▶ **EXERCISE GOAL**:
Set down all of the data that follows word for word, without the images.

........

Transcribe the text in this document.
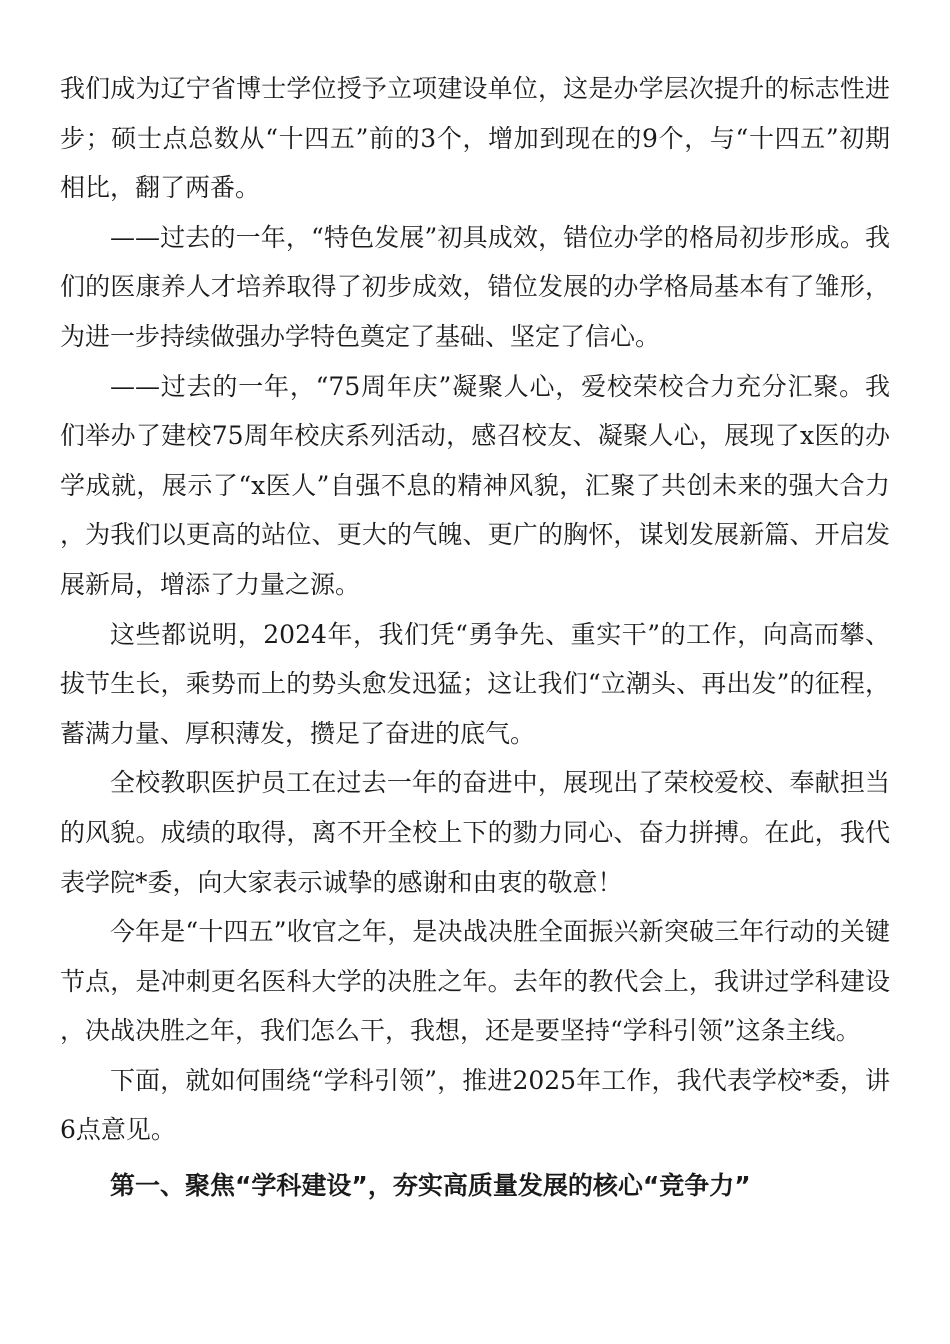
我们成为辽宁省博士学位授予立项建设单位，这是办学层次提升的标志性进步；硕士点总数从“十四五”前的3个，增加到现在的9个，与“十四五”初期相比，翻了两番。

——过去的一年，“特色发展”初具成效，错位办学的格局初步形成。我们的医康养人才培养取得了初步成效，错位发展的办学格局基本有了雏形，为进一步持续做强办学特色奠定了基础、坚定了信心。

——过去的一年，“75周年庆”凝聚人心，爱校荣校合力充分汇聚。我们举办了建校75周年校庆系列活动，感召校友、凝聚人心，展现了x医的办学成就，展示了“x医人”自强不息的精神风貌，汇聚了共创未来的强大合力，为我们以更高的站位、更大的气魄、更广的胸怀，谋划发展新篇、开启发展新局，增添了力量之源。

这些都说明，2024年，我们凭“勇争先、重实干”的工作，向高而攀、拔节生长，乘势而上的势头愈发迅猛；这让我们“立潮头、再出发”的征程，蓄满力量、厚积薄发，攒足了奋进的底气。

全校教职医护员工在过去一年的奋进中，展现出了荣校爱校、奉献担当的风貌。成绩的取得，离不开全校上下的勠力同心、奋力拼搏。在此，我代表学院*委，向大家表示诚挚的感谢和由衷的敬意！

今年是“十四五”收官之年，是决战决胜全面振兴新突破三年行动的关键节点，是冲刺更名医科大学的决胜之年。去年的教代会上，我讲过学科建设，决战决胜之年，我们怎么干，我想，还是要坚持“学科引领”这条主线。

下面，就如何围绕“学科引领”，推进2025年工作，我代表学校*委，讲6点意见。

第一、聚焦“学科建设”，夯实高质量发展的核心“竞争力”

........

▶ **SOLUTION**:
Transcribe the text in this document.
我们成为辽宁省博士学位授予立项建设单位，这是办学层次提升的标志性进步；硕士点总数从“十四五”前的3个，增加到现在的9个，与“十四五”初期相比，翻了两番。

——过去的一年，“特色发展”初具成效，错位办学的格局初步形成。我们的医康养人才培养取得了初步成效，错位发展的办学格局基本有了雏形，为进一步持续做强办学特色奠定了基础、坚定了信心。

——过去的一年，“75周年庆”凝聚人心，爱校荣校合力充分汇聚。我们举办了建校75周年校庆系列活动，感召校友、凝聚人心，展现了x医的办学成就，展示了“x医人”自强不息的精神风貌，汇聚了共创未来的强大合力，为我们以更高的站位、更大的气魄、更广的胸怀，谋划发展新篇、开启发展新局，增添了力量之源。

这些都说明，2024年，我们凭“勇争先、重实干”的工作，向高而攀、拔节生长，乘势而上的势头愈发迅猛；这让我们“立潮头、再出发”的征程，蓄满力量、厚积薄发，攒足了奋进的底气。

全校教职医护员工在过去一年的奋进中，展现出了荣校爱校、奉献担当的风貌。成绩的取得，离不开全校上下的勠力同心、奋力拼搏。在此，我代表学院*委，向大家表示诚挚的感谢和由衷的敬意！

今年是“十四五”收官之年，是决战决胜全面振兴新突破三年行动的关键节点，是冲刺更名医科大学的决胜之年。去年的教代会上，我讲过学科建设，决战决胜之年，我们怎么干，我想，还是要坚持“学科引领”这条主线。

下面，就如何围绕“学科引领”，推进2025年工作，我代表学校*委，讲6点意见。

第一、聚焦“学科建设”，夯实高质量发展的核心“竞争力”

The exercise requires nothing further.